**WORK TO COMPLETE:** Pull out every line below that holds the word "những".

**ROWS:**
** START **
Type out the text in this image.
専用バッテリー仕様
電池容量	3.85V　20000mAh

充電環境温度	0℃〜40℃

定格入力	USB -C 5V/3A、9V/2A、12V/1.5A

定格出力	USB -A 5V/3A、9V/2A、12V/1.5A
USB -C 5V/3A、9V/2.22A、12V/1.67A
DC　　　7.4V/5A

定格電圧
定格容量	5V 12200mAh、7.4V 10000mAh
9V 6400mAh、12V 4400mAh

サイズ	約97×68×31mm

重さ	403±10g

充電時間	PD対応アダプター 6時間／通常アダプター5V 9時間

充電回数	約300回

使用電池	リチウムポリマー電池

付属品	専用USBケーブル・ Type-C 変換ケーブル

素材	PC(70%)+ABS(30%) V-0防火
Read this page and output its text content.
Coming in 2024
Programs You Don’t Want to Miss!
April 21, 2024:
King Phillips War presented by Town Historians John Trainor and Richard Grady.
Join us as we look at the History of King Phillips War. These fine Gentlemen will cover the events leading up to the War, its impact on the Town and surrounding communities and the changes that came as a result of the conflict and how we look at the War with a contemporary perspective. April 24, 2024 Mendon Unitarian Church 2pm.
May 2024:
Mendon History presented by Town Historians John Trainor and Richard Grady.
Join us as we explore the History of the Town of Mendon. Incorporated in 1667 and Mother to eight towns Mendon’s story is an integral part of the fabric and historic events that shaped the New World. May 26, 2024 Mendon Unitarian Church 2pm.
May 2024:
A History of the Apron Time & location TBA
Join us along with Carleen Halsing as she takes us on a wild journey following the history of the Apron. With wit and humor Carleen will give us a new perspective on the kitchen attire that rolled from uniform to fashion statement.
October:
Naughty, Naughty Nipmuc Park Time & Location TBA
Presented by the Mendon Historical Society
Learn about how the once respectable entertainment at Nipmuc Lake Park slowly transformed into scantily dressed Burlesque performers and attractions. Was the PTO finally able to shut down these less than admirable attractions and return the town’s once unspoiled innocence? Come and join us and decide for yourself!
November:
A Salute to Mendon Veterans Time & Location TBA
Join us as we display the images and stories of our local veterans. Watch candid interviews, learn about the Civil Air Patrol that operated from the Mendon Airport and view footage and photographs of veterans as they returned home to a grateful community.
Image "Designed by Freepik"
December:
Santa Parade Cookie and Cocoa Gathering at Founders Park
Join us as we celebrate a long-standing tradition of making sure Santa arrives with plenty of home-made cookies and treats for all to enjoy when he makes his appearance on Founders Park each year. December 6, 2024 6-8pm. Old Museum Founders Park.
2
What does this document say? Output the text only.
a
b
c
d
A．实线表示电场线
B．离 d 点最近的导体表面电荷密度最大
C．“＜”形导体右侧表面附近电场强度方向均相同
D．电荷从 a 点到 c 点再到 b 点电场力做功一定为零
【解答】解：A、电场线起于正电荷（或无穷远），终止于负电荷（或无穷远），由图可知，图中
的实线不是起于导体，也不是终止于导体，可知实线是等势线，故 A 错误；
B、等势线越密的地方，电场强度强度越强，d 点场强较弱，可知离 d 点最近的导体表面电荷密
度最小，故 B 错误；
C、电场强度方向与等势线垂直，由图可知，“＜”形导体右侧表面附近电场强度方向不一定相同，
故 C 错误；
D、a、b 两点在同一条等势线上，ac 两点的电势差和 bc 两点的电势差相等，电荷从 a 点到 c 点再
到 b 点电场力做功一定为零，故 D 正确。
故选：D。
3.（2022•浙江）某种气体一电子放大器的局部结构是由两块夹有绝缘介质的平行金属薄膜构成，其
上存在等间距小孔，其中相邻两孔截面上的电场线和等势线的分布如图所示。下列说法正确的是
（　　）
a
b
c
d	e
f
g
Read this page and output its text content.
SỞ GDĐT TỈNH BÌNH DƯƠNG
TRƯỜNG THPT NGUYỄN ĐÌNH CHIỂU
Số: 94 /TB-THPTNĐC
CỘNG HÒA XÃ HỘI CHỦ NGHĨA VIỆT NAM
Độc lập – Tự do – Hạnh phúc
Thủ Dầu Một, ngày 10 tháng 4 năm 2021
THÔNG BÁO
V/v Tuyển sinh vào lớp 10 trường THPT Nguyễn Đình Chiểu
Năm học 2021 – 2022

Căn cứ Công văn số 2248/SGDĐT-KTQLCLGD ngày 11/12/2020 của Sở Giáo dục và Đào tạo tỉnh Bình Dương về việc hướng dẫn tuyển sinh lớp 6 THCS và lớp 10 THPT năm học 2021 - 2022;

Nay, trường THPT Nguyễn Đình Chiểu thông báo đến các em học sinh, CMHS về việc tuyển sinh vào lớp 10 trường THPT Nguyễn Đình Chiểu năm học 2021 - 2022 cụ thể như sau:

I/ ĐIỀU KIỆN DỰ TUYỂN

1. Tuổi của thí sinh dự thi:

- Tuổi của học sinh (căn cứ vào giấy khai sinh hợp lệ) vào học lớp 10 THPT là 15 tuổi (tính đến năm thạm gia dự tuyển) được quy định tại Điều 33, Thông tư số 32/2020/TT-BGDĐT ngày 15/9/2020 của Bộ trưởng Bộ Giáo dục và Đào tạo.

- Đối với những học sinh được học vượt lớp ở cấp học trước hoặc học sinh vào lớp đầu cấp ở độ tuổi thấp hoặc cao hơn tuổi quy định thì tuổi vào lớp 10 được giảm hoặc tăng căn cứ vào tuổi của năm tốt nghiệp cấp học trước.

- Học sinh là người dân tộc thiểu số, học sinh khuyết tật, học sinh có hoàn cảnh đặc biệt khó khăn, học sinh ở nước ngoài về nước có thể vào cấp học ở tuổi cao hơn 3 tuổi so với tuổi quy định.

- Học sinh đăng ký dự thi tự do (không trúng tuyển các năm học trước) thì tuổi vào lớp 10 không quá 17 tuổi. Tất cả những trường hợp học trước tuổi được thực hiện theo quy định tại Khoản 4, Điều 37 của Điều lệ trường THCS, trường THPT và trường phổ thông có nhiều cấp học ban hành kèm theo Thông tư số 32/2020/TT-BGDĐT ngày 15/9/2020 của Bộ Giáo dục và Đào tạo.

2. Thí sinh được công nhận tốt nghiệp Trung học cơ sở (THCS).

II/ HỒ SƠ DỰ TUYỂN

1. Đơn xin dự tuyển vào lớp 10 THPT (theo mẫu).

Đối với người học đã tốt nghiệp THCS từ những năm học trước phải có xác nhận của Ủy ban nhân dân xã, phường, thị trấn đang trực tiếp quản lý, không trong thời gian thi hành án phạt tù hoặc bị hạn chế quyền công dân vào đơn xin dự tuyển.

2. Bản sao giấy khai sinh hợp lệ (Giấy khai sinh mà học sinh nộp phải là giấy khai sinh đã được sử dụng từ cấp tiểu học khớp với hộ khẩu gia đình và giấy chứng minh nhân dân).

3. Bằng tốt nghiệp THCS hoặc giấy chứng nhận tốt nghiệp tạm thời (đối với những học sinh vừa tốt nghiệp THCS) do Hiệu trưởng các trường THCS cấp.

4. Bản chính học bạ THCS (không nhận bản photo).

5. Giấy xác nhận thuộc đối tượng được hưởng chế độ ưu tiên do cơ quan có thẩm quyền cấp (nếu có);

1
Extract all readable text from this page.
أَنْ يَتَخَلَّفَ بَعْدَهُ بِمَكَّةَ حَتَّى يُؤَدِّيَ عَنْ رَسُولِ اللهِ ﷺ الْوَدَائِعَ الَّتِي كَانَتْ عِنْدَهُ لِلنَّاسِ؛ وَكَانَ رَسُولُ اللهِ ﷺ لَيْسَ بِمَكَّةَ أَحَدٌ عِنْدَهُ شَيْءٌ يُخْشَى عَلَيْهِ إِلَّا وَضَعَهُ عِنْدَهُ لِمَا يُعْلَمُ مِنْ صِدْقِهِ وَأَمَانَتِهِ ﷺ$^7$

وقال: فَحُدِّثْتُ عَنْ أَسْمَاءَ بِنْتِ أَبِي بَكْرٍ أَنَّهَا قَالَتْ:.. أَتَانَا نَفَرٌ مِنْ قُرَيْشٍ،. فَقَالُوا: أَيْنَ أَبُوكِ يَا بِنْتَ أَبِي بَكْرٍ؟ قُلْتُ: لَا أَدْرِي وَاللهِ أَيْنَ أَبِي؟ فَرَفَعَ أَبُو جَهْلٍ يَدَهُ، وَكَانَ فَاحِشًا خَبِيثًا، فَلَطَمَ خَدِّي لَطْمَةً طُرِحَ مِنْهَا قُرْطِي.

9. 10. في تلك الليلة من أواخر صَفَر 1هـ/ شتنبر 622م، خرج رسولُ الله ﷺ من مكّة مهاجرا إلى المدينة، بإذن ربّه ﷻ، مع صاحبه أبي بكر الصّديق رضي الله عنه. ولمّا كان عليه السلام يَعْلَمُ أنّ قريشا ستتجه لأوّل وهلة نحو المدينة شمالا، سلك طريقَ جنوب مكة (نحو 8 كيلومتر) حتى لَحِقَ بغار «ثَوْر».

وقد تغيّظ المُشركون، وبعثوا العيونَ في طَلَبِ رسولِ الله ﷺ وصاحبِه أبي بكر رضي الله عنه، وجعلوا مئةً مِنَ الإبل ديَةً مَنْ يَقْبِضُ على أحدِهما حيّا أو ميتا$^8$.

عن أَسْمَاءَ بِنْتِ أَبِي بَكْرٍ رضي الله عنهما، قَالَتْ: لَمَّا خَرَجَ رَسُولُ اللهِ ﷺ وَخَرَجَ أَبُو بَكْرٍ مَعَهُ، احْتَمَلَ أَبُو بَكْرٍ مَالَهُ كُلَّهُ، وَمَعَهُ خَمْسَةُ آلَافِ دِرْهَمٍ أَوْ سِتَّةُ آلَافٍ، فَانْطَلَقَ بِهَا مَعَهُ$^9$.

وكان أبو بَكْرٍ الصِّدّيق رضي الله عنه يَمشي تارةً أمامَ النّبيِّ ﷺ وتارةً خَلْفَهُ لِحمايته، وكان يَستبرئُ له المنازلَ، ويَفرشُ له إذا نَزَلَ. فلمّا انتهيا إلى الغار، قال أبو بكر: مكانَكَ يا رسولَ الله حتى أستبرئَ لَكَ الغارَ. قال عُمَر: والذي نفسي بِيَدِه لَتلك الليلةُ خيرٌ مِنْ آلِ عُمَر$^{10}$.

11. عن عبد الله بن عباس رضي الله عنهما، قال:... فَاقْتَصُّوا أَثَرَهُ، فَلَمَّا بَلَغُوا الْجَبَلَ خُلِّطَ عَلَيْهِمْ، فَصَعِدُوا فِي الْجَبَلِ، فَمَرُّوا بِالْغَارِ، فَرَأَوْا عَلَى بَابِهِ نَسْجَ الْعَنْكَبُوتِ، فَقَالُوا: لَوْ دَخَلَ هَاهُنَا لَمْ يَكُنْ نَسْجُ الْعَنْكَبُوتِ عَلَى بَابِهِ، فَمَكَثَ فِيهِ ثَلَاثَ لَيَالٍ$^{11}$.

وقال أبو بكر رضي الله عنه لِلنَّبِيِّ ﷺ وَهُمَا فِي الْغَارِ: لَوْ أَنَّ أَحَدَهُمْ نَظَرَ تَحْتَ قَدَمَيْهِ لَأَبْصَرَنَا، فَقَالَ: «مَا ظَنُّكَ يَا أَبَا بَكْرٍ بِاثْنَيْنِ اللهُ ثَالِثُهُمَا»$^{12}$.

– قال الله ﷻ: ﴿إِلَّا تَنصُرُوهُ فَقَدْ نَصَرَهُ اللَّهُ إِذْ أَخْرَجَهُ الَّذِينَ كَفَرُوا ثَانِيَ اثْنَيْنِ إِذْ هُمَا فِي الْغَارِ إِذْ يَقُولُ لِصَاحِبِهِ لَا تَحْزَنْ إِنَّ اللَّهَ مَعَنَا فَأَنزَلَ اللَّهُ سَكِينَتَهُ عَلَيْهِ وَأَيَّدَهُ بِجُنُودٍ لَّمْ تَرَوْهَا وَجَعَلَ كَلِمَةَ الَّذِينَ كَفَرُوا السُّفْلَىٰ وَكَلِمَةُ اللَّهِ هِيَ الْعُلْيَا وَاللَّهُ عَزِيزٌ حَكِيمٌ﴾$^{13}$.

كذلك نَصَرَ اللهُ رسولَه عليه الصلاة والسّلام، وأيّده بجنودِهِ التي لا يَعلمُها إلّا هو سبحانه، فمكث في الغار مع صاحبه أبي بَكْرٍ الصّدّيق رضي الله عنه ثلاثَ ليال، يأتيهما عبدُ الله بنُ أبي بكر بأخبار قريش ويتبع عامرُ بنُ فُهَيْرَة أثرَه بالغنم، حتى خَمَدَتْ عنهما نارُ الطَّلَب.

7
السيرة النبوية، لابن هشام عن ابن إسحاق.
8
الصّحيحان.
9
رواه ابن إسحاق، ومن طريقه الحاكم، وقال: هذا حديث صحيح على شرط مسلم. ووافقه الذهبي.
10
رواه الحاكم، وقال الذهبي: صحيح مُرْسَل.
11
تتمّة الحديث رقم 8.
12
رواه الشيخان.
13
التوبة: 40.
** END **
**COMPLETED TASK:**
- Đối với những học sinh được học vượt lớp ở cấp học trước hoặc học sinh vào lớp đầu cấp ở độ tuổi thấp hoặc cao hơn tuổi quy định thì tuổi vào lớp 10 được giảm hoặc tăng căn cứ vào tuổi của năm tốt nghiệp cấp học trước.
- Học sinh đăng ký dự thi tự do (không trúng tuyển các năm học trước) thì tuổi vào lớp 10 không quá 17 tuổi. Tất cả những trường hợp học trước tuổi được thực hiện theo quy định tại Khoản 4, Điều 37 của Điều lệ trường THCS, trường THPT và trường phổ thông có nhiều cấp học ban hành kèm theo Thông tư số 32/2020/TT-BGDĐT ngày 15/9/2020 của Bộ Giáo dục và Đào tạo.
Đối với người học đã tốt nghiệp THCS từ những năm học trước phải có xác nhận của Ủy ban nhân dân xã, phường, thị trấn đang trực tiếp quản lý, không trong thời gian thi hành án phạt tù hoặc bị hạn chế quyền công dân vào đơn xin dự tuyển.
3. Bằng tốt nghiệp THCS hoặc giấy chứng nhận tốt nghiệp tạm thời (đối với những học sinh vừa tốt nghiệp THCS) do Hiệu trưởng các trường THCS cấp.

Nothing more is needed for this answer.